Print the entire listing. Each line must match the original exactly.

--- begin INPUT ROWS ---

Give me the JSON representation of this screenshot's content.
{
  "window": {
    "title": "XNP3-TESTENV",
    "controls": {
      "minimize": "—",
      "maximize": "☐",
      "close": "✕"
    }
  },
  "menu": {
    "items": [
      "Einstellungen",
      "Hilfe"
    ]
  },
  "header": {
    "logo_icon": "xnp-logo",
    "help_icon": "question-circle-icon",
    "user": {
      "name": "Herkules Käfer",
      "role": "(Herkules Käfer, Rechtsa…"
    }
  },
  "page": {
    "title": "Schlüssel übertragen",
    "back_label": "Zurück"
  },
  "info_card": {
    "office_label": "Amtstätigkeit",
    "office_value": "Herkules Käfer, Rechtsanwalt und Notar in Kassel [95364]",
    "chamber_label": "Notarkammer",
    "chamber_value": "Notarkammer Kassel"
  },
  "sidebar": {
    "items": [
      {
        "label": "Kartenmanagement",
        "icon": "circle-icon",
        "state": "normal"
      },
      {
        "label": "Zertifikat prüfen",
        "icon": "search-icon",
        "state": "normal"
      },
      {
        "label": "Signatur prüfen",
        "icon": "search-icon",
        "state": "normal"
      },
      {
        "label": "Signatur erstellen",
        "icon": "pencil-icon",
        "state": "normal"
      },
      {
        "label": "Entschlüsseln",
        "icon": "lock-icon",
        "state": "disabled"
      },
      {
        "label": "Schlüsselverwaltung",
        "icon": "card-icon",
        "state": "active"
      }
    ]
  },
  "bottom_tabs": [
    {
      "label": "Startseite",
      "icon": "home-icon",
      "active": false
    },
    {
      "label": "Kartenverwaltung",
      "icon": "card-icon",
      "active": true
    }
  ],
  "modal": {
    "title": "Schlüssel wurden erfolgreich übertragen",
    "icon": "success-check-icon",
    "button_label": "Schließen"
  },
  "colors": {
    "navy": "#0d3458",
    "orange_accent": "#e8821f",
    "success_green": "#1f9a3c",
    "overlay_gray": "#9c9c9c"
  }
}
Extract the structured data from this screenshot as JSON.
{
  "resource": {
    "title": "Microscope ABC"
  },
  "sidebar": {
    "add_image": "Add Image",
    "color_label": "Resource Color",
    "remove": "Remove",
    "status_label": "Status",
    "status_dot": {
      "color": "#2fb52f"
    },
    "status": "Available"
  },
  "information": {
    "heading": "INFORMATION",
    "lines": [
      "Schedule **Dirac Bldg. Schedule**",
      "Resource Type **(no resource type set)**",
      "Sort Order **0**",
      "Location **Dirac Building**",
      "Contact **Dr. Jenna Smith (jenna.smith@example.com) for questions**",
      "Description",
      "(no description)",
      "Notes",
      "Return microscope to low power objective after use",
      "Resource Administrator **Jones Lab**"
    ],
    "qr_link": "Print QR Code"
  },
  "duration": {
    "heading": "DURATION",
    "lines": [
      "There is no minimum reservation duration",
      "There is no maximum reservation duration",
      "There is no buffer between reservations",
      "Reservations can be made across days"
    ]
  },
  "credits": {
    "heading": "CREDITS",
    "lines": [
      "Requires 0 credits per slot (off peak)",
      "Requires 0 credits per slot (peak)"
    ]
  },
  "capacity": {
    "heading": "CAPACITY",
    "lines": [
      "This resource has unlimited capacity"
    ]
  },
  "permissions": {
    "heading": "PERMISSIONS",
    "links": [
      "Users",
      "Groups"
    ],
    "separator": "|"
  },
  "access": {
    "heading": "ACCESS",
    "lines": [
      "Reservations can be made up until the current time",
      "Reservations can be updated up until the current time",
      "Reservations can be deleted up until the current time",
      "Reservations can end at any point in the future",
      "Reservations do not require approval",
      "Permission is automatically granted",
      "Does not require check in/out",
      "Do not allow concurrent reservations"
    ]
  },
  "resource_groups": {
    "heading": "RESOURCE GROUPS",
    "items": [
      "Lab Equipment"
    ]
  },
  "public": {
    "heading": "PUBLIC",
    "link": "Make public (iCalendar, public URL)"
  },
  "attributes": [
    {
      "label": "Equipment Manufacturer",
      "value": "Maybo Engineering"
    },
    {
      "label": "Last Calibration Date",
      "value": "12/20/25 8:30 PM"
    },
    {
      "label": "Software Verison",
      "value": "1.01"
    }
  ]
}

--- end INPUT ROWS ---

TASK SOLUTION:
Give me the JSON representation of this screenshot's content.
{
  "window": {
    "title": "XNP3-TESTENV",
    "controls": {
      "minimize": "—",
      "maximize": "☐",
      "close": "✕"
    }
  },
  "menu": {
    "items": [
      "Einstellungen",
      "Hilfe"
    ]
  },
  "header": {
    "logo_icon": "xnp-logo",
    "help_icon": "question-circle-icon",
    "user": {
      "name": "Herkules Käfer",
      "role": "(Herkules Käfer, Rechtsa…"
    }
  },
  "page": {
    "title": "Schlüssel übertragen",
    "back_label": "Zurück"
  },
  "info_card": {
    "office_label": "Amtstätigkeit",
    "office_value": "Herkules Käfer, Rechtsanwalt und Notar in Kassel [95364]",
    "chamber_label": "Notarkammer",
    "chamber_value": "Notarkammer Kassel"
  },
  "sidebar": {
    "items": [
      {
        "label": "Kartenmanagement",
        "icon": "circle-icon",
        "state": "normal"
      },
      {
        "label": "Zertifikat prüfen",
        "icon": "search-icon",
        "state": "normal"
      },
      {
        "label": "Signatur prüfen",
        "icon": "search-icon",
        "state": "normal"
      },
      {
        "label": "Signatur erstellen",
        "icon": "pencil-icon",
        "state": "normal"
      },
      {
        "label": "Entschlüsseln",
        "icon": "lock-icon",
        "state": "disabled"
      },
      {
        "label": "Schlüsselverwaltung",
        "icon": "card-icon",
        "state": "active"
      }
    ]
  },
  "bottom_tabs": [
    {
      "label": "Startseite",
      "icon": "home-icon",
      "active": false
    },
    {
      "label": "Kartenverwaltung",
      "icon": "card-icon",
      "active": true
    }
  ],
  "modal": {
    "title": "Schlüssel wurden erfolgreich übertragen",
    "icon": "success-check-icon",
    "button_label": "Schließen"
  },
  "colors": {
    "navy": "#0d3458",
    "orange_accent": "#e8821f",
    "success_green": "#1f9a3c",
    "overlay_gray": "#9c9c9c"
  }
}
Extract the structured data from this screenshot as JSON.
{
  "resource": {
    "title": "Microscope ABC"
  },
  "sidebar": {
    "add_image": "Add Image",
    "color_label": "Resource Color",
    "remove": "Remove",
    "status_label": "Status",
    "status_dot": {
      "color": "#2fb52f"
    },
    "status": "Available"
  },
  "information": {
    "heading": "INFORMATION",
    "lines": [
      "Schedule **Dirac Bldg. Schedule**",
      "Resource Type **(no resource type set)**",
      "Sort Order **0**",
      "Location **Dirac Building**",
      "Contact **Dr. Jenna Smith (jenna.smith@example.com) for questions**",
      "Description",
      "(no description)",
      "Notes",
      "Return microscope to low power objective after use",
      "Resource Administrator **Jones Lab**"
    ],
    "qr_link": "Print QR Code"
  },
  "duration": {
    "heading": "DURATION",
    "lines": [
      "There is no minimum reservation duration",
      "There is no maximum reservation duration",
      "There is no buffer between reservations",
      "Reservations can be made across days"
    ]
  },
  "credits": {
    "heading": "CREDITS",
    "lines": [
      "Requires 0 credits per slot (off peak)",
      "Requires 0 credits per slot (peak)"
    ]
  },
  "capacity": {
    "heading": "CAPACITY",
    "lines": [
      "This resource has unlimited capacity"
    ]
  },
  "permissions": {
    "heading": "PERMISSIONS",
    "links": [
      "Users",
      "Groups"
    ],
    "separator": "|"
  },
  "access": {
    "heading": "ACCESS",
    "lines": [
      "Reservations can be made up until the current time",
      "Reservations can be updated up until the current time",
      "Reservations can be deleted up until the current time",
      "Reservations can end at any point in the future",
      "Reservations do not require approval",
      "Permission is automatically granted",
      "Does not require check in/out",
      "Do not allow concurrent reservations"
    ]
  },
  "resource_groups": {
    "heading": "RESOURCE GROUPS",
    "items": [
      "Lab Equipment"
    ]
  },
  "public": {
    "heading": "PUBLIC",
    "link": "Make public (iCalendar, public URL)"
  },
  "attributes": [
    {
      "label": "Equipment Manufacturer",
      "value": "Maybo Engineering"
    },
    {
      "label": "Last Calibration Date",
      "value": "12/20/25 8:30 PM"
    },
    {
      "label": "Software Verison",
      "value": "1.01"
    }
  ]
}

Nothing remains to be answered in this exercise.